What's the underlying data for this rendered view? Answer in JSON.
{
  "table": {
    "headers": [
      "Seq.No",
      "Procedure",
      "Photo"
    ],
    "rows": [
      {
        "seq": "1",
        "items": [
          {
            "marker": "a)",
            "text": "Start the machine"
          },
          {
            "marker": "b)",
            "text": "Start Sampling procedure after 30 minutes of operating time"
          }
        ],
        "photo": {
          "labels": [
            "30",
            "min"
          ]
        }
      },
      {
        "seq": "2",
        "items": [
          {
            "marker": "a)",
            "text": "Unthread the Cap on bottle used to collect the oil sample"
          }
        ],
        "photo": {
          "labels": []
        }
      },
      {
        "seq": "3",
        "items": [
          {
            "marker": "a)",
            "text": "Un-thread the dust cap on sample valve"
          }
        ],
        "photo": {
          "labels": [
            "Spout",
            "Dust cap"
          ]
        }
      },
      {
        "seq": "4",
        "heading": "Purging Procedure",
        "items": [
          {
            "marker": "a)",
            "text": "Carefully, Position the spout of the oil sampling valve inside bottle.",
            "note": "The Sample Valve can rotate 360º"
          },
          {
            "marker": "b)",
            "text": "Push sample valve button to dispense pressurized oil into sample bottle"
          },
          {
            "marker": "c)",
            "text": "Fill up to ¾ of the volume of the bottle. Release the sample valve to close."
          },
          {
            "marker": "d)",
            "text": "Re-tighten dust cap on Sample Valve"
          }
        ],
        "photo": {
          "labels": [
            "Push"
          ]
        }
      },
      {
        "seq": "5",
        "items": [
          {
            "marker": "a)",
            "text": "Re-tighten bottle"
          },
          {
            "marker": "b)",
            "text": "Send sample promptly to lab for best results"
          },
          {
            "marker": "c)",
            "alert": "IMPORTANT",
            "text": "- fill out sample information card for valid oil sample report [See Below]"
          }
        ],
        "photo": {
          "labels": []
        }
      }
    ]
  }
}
----
## To be done
From the records above, extract every entry exactly as given.

## Reply to the exercise
What's the underlying data for this rendered view? Answer in JSON.
{
  "table": {
    "headers": [
      "Seq.No",
      "Procedure",
      "Photo"
    ],
    "rows": [
      {
        "seq": "1",
        "items": [
          {
            "marker": "a)",
            "text": "Start the machine"
          },
          {
            "marker": "b)",
            "text": "Start Sampling procedure after 30 minutes of operating time"
          }
        ],
        "photo": {
          "labels": [
            "30",
            "min"
          ]
        }
      },
      {
        "seq": "2",
        "items": [
          {
            "marker": "a)",
            "text": "Unthread the Cap on bottle used to collect the oil sample"
          }
        ],
        "photo": {
          "labels": []
        }
      },
      {
        "seq": "3",
        "items": [
          {
            "marker": "a)",
            "text": "Un-thread the dust cap on sample valve"
          }
        ],
        "photo": {
          "labels": [
            "Spout",
            "Dust cap"
          ]
        }
      },
      {
        "seq": "4",
        "heading": "Purging Procedure",
        "items": [
          {
            "marker": "a)",
            "text": "Carefully, Position the spout of the oil sampling valve inside bottle.",
            "note": "The Sample Valve can rotate 360º"
          },
          {
            "marker": "b)",
            "text": "Push sample valve button to dispense pressurized oil into sample bottle"
          },
          {
            "marker": "c)",
            "text": "Fill up to ¾ of the volume of the bottle. Release the sample valve to close."
          },
          {
            "marker": "d)",
            "text": "Re-tighten dust cap on Sample Valve"
          }
        ],
        "photo": {
          "labels": [
            "Push"
          ]
        }
      },
      {
        "seq": "5",
        "items": [
          {
            "marker": "a)",
            "text": "Re-tighten bottle"
          },
          {
            "marker": "b)",
            "text": "Send sample promptly to lab for best results"
          },
          {
            "marker": "c)",
            "alert": "IMPORTANT",
            "text": "- fill out sample information card for valid oil sample report [See Below]"
          }
        ],
        "photo": {
          "labels": []
        }
      }
    ]
  }
}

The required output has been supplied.